■ The task
Find each line with "fade" and copy it.

====== Exercise input

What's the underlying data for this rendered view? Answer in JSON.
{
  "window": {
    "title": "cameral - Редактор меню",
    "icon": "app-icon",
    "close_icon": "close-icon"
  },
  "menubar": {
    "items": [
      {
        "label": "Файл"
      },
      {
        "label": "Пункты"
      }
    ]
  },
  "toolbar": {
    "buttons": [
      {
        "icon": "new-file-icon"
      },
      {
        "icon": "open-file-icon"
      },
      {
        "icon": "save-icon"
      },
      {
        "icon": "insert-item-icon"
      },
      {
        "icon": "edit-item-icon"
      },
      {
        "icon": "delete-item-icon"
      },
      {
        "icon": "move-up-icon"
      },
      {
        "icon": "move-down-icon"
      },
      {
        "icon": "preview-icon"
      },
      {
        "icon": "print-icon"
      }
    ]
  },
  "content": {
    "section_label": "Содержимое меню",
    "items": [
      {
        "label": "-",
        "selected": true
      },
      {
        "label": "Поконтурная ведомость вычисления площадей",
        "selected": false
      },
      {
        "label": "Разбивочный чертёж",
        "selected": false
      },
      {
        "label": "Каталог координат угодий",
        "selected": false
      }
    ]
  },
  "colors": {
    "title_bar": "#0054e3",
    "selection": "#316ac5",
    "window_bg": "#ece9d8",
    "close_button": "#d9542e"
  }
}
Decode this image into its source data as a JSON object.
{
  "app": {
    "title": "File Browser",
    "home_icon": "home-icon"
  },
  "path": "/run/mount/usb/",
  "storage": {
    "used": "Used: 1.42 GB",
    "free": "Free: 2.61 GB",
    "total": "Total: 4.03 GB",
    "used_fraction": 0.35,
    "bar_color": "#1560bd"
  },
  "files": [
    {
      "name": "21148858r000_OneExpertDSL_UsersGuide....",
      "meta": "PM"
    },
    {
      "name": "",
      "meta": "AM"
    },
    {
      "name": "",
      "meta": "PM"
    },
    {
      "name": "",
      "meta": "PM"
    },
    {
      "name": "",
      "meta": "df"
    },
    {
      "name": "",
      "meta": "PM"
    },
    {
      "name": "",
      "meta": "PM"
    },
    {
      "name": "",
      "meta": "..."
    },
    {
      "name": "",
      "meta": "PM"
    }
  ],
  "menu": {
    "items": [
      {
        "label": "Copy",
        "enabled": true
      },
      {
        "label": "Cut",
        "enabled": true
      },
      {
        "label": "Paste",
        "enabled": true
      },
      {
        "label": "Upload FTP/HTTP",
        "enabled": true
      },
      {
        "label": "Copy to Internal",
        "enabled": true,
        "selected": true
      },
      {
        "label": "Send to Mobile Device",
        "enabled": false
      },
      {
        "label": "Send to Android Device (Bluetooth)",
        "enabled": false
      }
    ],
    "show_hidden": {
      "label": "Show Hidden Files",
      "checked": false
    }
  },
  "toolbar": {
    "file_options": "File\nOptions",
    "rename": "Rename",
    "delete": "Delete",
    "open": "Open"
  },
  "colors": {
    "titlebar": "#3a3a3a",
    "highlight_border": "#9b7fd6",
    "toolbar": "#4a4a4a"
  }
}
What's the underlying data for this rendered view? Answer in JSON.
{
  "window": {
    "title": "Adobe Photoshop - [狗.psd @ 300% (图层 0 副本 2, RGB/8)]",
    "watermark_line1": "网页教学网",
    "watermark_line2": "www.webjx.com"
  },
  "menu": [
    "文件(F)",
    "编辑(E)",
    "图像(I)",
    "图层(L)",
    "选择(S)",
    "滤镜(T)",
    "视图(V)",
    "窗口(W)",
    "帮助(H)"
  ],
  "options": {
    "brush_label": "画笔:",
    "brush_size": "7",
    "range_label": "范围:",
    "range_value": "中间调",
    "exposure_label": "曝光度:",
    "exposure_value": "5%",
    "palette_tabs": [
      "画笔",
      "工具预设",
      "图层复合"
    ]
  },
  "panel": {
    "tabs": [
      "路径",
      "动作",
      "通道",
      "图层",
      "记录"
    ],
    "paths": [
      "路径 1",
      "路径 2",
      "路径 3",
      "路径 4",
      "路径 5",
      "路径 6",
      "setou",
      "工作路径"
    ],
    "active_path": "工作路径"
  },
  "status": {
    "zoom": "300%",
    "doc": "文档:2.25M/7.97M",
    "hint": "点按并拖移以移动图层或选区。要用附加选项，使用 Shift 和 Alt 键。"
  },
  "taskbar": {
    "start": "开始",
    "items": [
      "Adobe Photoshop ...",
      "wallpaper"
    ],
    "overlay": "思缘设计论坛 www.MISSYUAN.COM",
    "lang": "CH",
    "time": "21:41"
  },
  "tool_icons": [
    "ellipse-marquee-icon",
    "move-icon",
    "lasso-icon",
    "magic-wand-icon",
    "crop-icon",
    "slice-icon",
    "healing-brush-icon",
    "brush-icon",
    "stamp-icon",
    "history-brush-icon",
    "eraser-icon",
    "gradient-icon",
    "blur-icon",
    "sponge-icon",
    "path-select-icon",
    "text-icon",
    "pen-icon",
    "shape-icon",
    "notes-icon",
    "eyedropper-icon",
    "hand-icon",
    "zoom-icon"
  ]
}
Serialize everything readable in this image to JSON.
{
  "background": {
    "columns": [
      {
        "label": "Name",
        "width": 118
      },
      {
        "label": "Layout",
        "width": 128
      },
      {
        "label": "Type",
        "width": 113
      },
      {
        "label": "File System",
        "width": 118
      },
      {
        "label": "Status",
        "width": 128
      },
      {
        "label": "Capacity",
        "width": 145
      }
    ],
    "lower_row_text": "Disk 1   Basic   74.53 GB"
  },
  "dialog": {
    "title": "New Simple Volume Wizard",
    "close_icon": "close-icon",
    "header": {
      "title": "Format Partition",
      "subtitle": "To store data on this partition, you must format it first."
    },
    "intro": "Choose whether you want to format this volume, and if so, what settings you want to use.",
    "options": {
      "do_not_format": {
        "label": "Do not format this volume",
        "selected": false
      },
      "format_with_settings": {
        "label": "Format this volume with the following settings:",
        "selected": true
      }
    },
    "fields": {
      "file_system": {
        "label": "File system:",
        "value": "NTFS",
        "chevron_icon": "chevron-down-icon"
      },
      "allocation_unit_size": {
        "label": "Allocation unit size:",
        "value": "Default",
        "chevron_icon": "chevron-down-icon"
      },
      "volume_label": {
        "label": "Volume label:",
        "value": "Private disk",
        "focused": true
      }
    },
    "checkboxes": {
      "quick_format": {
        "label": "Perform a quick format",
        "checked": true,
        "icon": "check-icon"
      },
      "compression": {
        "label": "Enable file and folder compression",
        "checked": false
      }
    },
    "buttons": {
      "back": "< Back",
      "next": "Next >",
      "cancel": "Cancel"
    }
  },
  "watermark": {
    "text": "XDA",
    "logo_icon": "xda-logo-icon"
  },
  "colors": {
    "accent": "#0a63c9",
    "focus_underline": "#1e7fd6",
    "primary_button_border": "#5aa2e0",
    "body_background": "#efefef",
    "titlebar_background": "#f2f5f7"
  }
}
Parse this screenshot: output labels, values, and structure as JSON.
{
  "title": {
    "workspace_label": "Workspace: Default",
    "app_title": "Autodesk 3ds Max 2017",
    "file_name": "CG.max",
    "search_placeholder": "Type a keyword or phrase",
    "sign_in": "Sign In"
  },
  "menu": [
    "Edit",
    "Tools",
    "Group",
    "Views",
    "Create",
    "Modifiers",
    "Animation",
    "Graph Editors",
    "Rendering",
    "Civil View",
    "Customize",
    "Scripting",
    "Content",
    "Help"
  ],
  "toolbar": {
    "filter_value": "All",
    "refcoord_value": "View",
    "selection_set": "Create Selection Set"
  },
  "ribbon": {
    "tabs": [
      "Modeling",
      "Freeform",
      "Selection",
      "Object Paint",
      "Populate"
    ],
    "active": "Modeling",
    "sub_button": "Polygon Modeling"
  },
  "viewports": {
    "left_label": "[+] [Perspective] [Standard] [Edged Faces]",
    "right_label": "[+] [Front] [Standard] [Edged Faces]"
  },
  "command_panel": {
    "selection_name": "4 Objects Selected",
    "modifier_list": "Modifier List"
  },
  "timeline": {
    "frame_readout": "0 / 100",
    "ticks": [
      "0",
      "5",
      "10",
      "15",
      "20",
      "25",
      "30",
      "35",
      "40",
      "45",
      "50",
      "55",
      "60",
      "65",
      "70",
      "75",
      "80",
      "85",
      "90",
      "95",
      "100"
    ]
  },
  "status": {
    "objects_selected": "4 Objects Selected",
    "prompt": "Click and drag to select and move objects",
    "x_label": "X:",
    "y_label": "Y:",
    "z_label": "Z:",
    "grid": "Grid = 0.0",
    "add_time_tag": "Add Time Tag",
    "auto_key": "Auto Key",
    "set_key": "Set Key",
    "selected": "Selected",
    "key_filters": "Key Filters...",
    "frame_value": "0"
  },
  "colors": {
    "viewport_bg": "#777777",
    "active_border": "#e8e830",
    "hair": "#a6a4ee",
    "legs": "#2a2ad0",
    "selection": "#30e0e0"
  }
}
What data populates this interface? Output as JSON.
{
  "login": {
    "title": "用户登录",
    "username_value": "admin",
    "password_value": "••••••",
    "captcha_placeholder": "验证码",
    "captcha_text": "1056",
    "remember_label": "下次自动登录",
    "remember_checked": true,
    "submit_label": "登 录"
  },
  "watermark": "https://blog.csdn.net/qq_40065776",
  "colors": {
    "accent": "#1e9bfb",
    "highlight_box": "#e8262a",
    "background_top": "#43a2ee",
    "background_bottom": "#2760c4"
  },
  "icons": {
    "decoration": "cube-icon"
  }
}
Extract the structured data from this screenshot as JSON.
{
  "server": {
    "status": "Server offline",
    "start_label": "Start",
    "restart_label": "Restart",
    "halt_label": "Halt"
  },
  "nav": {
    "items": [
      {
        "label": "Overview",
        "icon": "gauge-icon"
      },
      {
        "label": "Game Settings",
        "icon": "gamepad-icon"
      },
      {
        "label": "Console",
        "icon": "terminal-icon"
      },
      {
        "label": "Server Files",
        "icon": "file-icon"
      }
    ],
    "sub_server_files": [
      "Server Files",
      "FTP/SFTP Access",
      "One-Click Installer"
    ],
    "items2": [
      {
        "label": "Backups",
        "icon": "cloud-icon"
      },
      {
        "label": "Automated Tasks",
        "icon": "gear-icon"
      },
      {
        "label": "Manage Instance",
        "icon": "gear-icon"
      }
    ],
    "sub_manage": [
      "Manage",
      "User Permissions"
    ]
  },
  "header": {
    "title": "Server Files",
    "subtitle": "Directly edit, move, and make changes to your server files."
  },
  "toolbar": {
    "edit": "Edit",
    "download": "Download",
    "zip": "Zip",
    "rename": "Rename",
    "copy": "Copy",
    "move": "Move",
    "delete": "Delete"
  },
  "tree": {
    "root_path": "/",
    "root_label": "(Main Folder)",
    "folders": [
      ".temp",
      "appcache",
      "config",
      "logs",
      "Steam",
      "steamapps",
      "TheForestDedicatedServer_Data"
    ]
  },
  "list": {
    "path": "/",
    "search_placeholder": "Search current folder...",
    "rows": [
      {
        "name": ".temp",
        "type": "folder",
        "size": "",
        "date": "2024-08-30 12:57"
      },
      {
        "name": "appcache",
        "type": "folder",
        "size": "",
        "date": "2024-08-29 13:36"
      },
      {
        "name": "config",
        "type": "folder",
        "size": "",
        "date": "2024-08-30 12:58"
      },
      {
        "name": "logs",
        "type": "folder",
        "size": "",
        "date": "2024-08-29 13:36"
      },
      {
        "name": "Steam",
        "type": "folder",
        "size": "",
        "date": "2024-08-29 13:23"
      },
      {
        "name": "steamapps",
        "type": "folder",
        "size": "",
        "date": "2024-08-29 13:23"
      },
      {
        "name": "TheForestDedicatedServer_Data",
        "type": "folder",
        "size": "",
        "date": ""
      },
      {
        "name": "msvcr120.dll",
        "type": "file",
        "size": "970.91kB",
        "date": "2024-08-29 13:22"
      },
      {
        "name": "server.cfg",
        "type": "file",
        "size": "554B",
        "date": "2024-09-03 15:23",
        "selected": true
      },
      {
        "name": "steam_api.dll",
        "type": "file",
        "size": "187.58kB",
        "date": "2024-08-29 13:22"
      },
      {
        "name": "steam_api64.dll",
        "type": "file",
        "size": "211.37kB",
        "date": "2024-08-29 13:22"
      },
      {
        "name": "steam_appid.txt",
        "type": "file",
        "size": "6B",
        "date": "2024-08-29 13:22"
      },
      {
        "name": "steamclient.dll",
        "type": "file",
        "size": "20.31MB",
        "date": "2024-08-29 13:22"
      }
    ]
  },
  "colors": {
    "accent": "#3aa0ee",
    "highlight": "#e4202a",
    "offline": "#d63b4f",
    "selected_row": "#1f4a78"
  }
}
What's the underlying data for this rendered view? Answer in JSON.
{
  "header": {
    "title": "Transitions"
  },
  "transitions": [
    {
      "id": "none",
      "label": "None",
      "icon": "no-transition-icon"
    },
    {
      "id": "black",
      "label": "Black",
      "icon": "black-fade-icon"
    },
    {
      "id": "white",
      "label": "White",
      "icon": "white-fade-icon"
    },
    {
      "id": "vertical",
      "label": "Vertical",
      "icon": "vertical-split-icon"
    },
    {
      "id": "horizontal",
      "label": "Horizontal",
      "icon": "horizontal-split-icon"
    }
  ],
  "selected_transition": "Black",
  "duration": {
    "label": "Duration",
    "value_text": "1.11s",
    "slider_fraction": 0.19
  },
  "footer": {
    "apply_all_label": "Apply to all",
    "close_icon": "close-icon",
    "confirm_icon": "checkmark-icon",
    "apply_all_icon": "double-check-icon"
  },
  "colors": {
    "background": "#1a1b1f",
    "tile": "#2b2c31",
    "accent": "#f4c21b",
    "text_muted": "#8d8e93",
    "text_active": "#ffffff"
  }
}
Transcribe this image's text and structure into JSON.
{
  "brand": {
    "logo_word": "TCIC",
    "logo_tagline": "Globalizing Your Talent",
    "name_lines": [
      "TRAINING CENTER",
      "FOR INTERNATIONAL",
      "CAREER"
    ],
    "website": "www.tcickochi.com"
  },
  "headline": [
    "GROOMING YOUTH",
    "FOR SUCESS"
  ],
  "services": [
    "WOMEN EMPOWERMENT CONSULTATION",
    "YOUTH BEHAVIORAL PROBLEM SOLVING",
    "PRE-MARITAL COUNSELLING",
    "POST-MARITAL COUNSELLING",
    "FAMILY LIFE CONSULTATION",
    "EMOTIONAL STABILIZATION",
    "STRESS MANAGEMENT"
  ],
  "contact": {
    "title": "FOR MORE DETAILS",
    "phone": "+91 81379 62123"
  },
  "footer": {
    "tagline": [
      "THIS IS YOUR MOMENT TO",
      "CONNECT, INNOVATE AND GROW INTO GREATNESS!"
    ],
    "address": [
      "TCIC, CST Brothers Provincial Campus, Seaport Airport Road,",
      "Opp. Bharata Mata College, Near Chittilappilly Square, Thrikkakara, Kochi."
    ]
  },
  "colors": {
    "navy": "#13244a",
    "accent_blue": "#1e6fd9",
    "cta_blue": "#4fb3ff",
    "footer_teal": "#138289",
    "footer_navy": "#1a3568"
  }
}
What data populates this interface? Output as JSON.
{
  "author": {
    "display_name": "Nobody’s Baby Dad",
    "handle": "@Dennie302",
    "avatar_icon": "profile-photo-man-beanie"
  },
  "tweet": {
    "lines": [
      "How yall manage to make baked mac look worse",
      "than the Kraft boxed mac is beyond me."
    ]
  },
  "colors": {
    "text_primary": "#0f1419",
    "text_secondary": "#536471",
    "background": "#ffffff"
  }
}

============

■ Full output
      "icon": "black-fade-icon"
      "icon": "white-fade-icon"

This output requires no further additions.